Aim of the task
Report every line from the material that contains the word "days".

((

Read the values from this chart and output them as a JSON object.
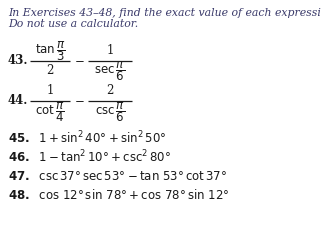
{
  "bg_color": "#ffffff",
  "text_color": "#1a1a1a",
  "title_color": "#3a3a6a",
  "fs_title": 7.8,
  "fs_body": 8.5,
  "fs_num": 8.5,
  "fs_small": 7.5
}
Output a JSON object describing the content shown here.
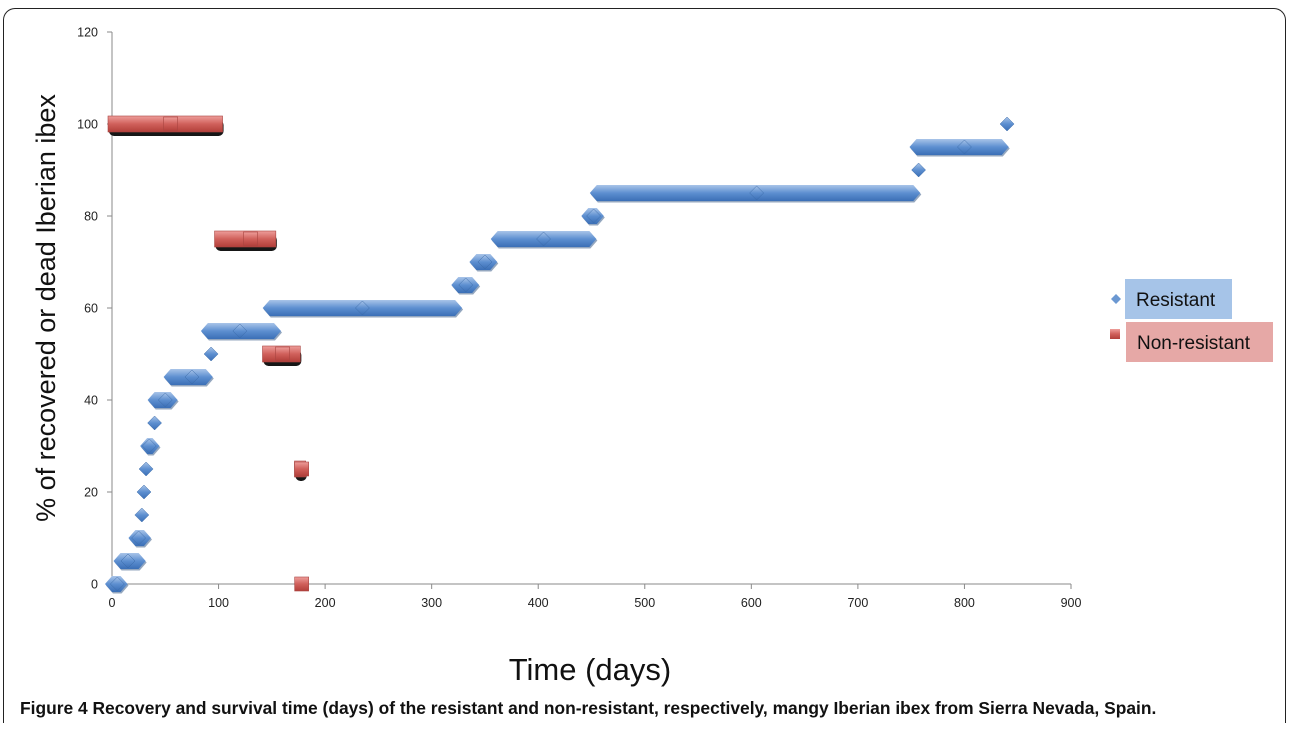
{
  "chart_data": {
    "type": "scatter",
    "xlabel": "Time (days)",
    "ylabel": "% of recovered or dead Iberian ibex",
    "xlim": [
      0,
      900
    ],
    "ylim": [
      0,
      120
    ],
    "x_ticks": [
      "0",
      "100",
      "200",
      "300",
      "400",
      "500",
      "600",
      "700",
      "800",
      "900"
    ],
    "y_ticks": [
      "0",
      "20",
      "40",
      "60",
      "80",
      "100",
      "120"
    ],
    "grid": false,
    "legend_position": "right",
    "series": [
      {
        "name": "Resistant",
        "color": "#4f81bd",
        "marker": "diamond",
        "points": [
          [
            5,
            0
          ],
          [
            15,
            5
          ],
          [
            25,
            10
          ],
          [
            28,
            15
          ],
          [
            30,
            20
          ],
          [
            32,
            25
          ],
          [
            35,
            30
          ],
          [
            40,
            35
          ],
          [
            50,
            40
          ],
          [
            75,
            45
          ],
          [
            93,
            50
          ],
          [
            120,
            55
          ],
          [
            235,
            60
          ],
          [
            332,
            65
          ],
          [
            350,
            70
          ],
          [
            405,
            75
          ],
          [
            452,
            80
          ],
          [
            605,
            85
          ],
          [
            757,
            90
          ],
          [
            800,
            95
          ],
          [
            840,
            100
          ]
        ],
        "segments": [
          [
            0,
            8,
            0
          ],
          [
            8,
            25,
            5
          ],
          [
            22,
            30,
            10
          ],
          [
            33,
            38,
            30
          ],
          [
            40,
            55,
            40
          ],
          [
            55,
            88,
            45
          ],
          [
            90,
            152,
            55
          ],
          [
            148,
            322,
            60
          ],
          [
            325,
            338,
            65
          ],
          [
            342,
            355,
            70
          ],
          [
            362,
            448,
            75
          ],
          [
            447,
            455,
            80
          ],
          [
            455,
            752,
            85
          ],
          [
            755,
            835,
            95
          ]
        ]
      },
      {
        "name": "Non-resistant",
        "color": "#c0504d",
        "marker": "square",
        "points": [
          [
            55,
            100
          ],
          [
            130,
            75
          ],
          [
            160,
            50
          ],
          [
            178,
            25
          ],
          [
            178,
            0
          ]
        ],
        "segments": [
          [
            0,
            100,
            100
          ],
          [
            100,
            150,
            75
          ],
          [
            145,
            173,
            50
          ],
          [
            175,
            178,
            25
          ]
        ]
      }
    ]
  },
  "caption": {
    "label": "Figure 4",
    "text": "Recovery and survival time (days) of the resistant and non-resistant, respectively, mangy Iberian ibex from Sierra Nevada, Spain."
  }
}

))
((

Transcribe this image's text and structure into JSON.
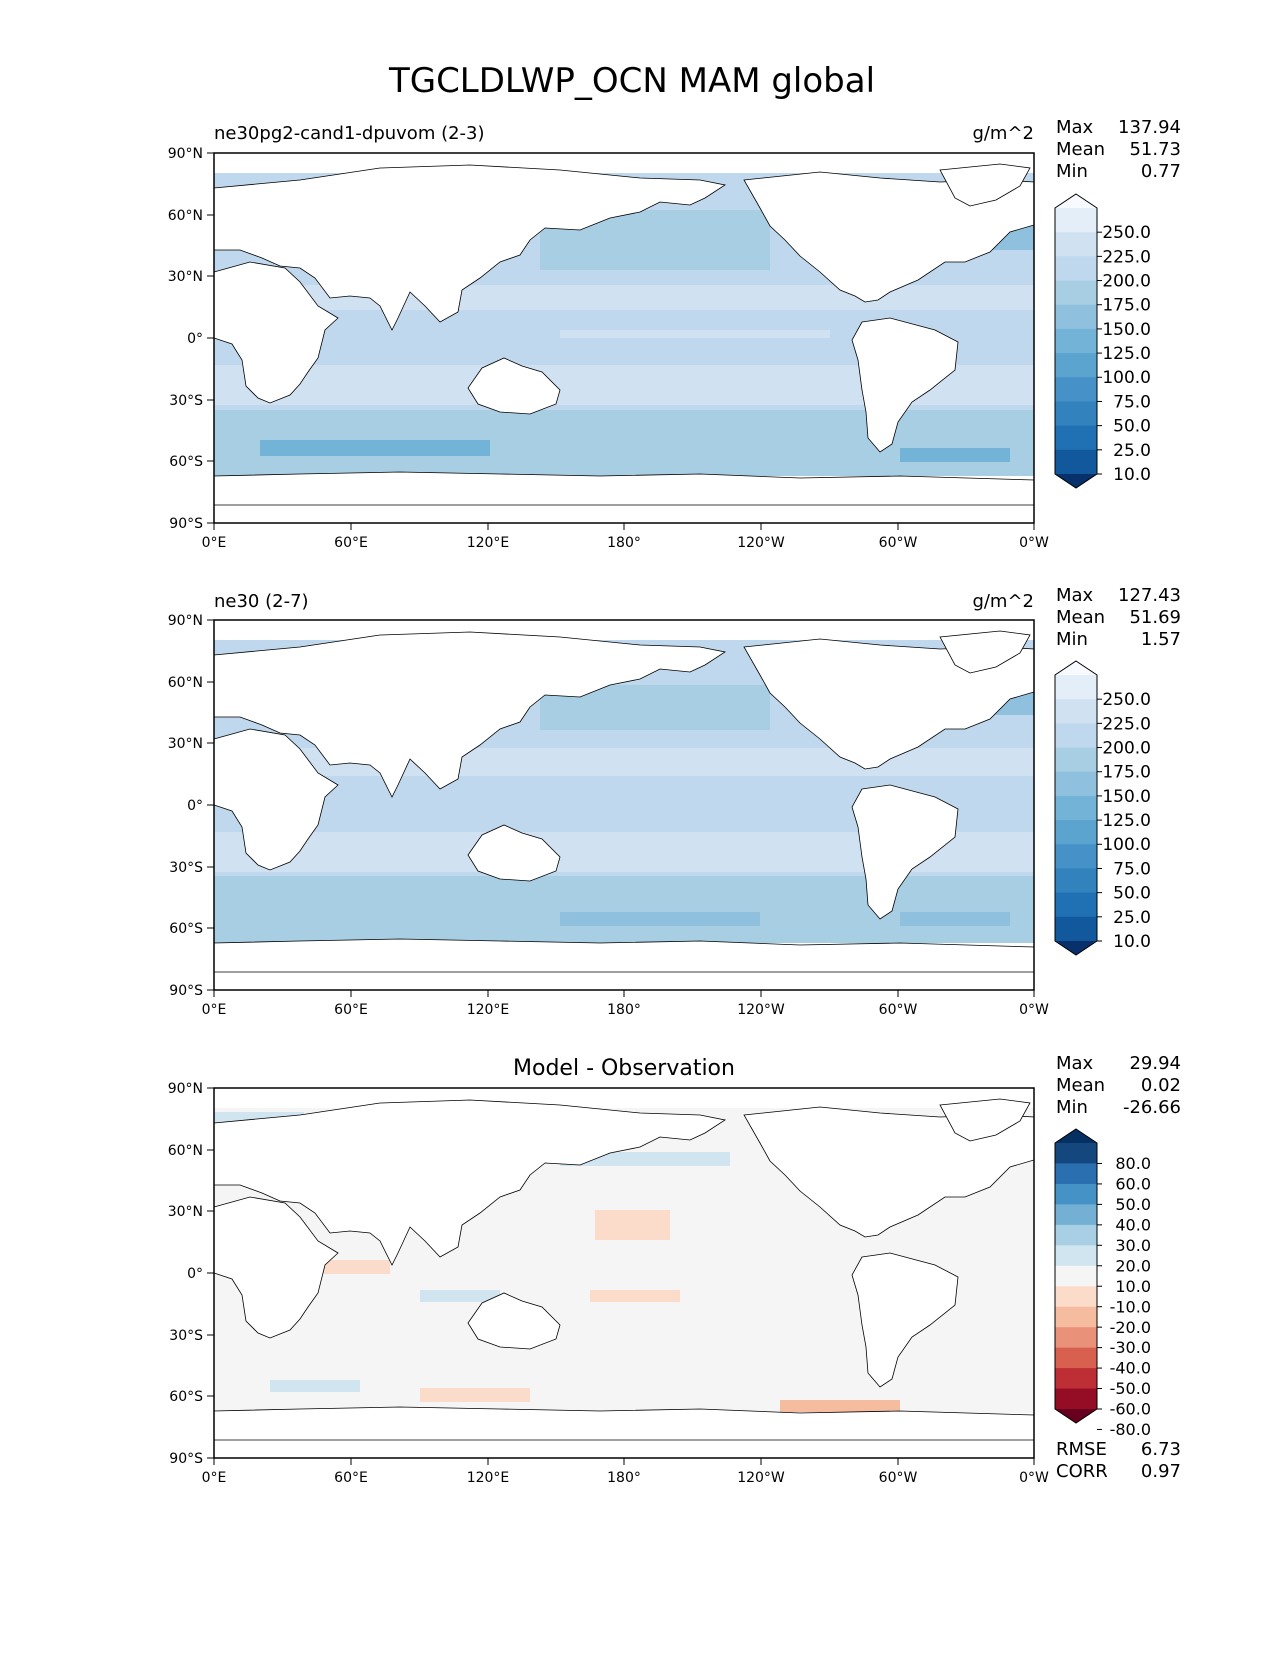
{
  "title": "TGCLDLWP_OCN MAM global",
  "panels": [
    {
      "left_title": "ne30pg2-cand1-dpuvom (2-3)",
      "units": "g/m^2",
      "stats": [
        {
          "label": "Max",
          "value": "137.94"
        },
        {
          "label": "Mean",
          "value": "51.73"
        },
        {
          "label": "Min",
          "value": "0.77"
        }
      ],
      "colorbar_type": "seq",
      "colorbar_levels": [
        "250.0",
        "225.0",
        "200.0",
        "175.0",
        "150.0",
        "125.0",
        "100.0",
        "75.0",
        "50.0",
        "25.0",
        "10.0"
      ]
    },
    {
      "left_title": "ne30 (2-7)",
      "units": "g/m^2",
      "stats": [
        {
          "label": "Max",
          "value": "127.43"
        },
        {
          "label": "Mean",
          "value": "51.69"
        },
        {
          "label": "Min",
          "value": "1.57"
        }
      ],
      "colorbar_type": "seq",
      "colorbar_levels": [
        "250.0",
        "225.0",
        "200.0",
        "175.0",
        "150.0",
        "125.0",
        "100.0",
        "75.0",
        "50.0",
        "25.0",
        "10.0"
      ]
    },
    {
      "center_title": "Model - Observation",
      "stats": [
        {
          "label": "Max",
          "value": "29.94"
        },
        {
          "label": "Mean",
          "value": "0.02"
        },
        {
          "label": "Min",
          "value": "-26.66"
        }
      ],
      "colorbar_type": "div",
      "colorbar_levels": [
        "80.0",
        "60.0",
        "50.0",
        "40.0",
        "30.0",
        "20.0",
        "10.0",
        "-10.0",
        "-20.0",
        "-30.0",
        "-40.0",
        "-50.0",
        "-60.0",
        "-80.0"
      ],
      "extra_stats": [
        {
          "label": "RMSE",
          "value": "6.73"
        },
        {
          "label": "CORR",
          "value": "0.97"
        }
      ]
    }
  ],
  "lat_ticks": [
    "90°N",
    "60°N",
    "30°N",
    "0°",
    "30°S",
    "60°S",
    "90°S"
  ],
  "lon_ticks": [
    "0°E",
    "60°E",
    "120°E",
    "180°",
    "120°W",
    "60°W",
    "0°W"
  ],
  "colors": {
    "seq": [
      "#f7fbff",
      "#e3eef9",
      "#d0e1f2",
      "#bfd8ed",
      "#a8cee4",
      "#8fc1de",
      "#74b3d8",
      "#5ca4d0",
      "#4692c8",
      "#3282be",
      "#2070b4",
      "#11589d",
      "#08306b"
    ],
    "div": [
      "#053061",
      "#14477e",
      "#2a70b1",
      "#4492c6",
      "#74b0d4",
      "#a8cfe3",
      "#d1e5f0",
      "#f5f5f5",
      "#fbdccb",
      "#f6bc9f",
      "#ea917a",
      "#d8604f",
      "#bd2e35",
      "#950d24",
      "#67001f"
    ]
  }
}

))
((

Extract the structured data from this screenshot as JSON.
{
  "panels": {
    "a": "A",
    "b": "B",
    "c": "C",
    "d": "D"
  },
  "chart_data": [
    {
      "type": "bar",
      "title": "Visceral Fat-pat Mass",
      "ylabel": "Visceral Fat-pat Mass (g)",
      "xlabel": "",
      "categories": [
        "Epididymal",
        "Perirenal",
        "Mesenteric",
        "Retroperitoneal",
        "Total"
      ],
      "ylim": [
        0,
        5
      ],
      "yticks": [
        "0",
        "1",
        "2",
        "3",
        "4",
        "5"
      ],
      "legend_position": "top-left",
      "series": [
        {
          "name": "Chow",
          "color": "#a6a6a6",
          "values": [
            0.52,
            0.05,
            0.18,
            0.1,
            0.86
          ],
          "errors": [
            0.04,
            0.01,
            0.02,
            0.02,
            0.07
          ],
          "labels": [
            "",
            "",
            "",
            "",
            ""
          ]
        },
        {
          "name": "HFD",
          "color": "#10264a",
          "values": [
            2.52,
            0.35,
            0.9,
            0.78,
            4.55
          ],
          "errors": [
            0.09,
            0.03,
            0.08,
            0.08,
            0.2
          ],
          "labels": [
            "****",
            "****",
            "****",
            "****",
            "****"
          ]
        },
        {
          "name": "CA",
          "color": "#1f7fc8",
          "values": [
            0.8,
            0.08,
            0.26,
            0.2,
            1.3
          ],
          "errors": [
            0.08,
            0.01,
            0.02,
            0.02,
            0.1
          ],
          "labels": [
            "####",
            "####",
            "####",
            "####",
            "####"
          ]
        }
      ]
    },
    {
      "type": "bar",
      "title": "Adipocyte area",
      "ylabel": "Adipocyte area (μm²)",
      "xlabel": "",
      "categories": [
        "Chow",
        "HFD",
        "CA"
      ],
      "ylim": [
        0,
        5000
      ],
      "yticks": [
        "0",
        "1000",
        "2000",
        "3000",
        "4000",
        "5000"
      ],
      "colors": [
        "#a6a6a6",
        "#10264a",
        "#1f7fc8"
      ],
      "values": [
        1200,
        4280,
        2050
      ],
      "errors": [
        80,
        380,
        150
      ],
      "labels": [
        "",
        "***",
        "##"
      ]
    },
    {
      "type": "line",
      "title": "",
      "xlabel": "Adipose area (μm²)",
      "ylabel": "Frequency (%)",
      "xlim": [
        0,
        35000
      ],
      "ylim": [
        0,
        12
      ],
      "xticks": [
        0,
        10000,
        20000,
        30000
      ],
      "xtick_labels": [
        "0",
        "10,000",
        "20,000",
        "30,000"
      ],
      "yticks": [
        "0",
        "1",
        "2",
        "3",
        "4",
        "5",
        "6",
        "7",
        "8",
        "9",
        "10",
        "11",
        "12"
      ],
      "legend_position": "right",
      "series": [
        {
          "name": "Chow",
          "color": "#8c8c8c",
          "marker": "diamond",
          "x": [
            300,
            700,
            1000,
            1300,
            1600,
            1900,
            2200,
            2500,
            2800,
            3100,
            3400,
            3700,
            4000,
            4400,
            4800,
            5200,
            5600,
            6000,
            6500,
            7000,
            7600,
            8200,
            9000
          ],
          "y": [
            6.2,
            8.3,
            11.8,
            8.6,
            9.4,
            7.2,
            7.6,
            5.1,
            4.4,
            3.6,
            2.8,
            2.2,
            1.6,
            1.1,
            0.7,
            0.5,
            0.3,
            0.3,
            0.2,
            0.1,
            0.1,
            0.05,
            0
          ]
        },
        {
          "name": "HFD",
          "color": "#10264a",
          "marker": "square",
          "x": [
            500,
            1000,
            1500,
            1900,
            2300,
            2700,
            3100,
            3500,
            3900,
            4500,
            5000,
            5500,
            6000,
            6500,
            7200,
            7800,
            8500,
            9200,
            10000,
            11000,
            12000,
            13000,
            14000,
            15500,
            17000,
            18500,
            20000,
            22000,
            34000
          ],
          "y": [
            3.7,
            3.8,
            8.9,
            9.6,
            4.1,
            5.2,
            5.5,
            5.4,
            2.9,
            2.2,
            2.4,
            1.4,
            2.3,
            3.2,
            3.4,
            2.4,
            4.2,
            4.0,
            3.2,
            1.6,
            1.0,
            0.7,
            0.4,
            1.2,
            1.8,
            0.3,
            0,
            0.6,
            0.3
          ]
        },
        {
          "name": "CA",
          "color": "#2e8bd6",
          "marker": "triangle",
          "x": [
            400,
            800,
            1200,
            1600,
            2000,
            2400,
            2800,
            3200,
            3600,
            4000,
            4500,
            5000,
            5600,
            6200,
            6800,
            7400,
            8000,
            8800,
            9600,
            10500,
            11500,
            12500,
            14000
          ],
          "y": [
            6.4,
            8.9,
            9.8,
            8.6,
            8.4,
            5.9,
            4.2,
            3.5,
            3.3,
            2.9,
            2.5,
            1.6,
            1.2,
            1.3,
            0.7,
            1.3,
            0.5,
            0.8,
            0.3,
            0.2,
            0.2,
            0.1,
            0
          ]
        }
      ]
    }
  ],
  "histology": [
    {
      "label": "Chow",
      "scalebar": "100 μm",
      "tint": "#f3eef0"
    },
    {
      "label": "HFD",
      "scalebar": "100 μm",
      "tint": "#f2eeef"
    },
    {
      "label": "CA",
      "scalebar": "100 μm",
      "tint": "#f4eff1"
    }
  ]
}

))

Expected output
    "xlabel": "Time (days)",
    "text": "Recovery and survival time (days) of the resistant and non-resistant, respectively, mangy Iberian ibex from Sierra Nevada, Spain."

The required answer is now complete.